GIVEN REQUEST »
Gather each line in the entries that includes the string "color".

RECORDS »

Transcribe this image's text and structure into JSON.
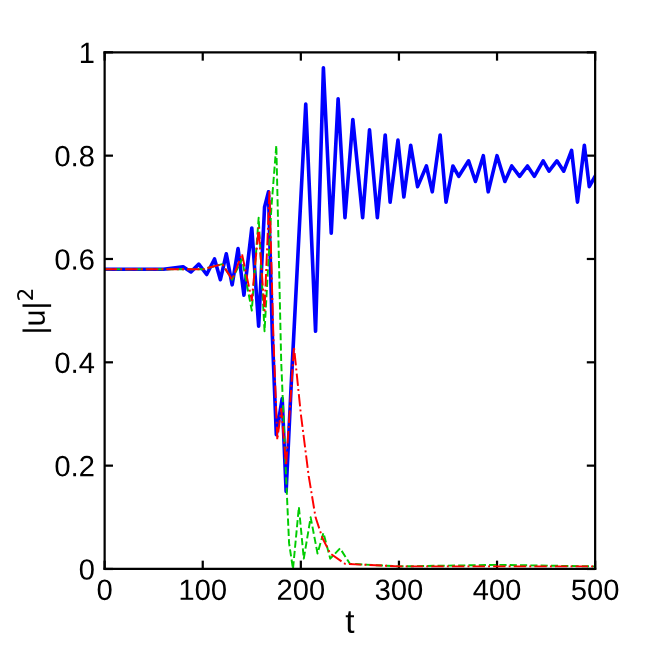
{
  "chart_data": {
    "type": "line",
    "xlabel": "t",
    "ylabel": "|u|$^{2}$",
    "xlim": [
      0,
      500
    ],
    "ylim": [
      0,
      1
    ],
    "xticks": [
      0,
      100,
      200,
      300,
      400,
      500
    ],
    "yticks": [
      0,
      0.2,
      0.4,
      0.6,
      0.8,
      1
    ],
    "grid": false,
    "legend": false,
    "series": [
      {
        "color": "#0000ff",
        "line_style": "solid",
        "x": [
          0,
          60,
          80,
          88,
          96,
          104,
          112,
          118,
          124,
          130,
          136,
          142,
          150,
          157,
          163,
          167,
          171,
          175,
          181,
          185,
          190,
          205,
          215,
          223,
          231,
          238,
          245,
          253,
          263,
          270,
          278,
          286,
          291,
          299,
          305,
          312,
          319,
          328,
          334,
          342,
          348,
          355,
          361,
          371,
          378,
          386,
          391,
          400,
          408,
          415,
          423,
          431,
          438,
          447,
          453,
          461,
          468,
          476,
          482,
          489,
          494,
          500
        ],
        "values": [
          0.58,
          0.58,
          0.585,
          0.575,
          0.59,
          0.57,
          0.6,
          0.56,
          0.61,
          0.55,
          0.62,
          0.53,
          0.66,
          0.47,
          0.7,
          0.73,
          0.45,
          0.26,
          0.33,
          0.15,
          0.35,
          0.9,
          0.46,
          0.97,
          0.65,
          0.91,
          0.68,
          0.87,
          0.68,
          0.85,
          0.68,
          0.84,
          0.71,
          0.83,
          0.72,
          0.82,
          0.74,
          0.78,
          0.73,
          0.84,
          0.71,
          0.78,
          0.76,
          0.79,
          0.75,
          0.8,
          0.73,
          0.8,
          0.75,
          0.78,
          0.76,
          0.78,
          0.76,
          0.79,
          0.77,
          0.79,
          0.77,
          0.81,
          0.71,
          0.82,
          0.74,
          0.76
        ]
      },
      {
        "color": "#00cc00",
        "line_style": "dashed",
        "x": [
          0,
          100,
          120,
          130,
          140,
          150,
          157,
          163,
          170,
          175,
          180,
          184,
          188,
          192,
          198,
          203,
          210,
          217,
          223,
          230,
          240,
          250,
          300,
          400,
          500
        ],
        "values": [
          0.58,
          0.58,
          0.59,
          0.56,
          0.6,
          0.5,
          0.68,
          0.46,
          0.7,
          0.82,
          0.4,
          0.22,
          0.05,
          0.0,
          0.12,
          0.02,
          0.1,
          0.03,
          0.07,
          0.02,
          0.04,
          0.01,
          0.005,
          0.008,
          0.005
        ]
      },
      {
        "color": "#ff0000",
        "line_style": "dashdot",
        "x": [
          0,
          100,
          120,
          130,
          140,
          150,
          157,
          163,
          168,
          172,
          176,
          180,
          185,
          193,
          200,
          208,
          215,
          222,
          230,
          245,
          300,
          500
        ],
        "values": [
          0.58,
          0.58,
          0.59,
          0.56,
          0.61,
          0.52,
          0.66,
          0.5,
          0.73,
          0.45,
          0.25,
          0.31,
          0.2,
          0.43,
          0.3,
          0.18,
          0.1,
          0.06,
          0.03,
          0.01,
          0.005,
          0.005
        ]
      }
    ]
  }
}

SOLUTION »
        "color": "#0000ff",
        "color": "#00cc00",
        "color": "#ff0000",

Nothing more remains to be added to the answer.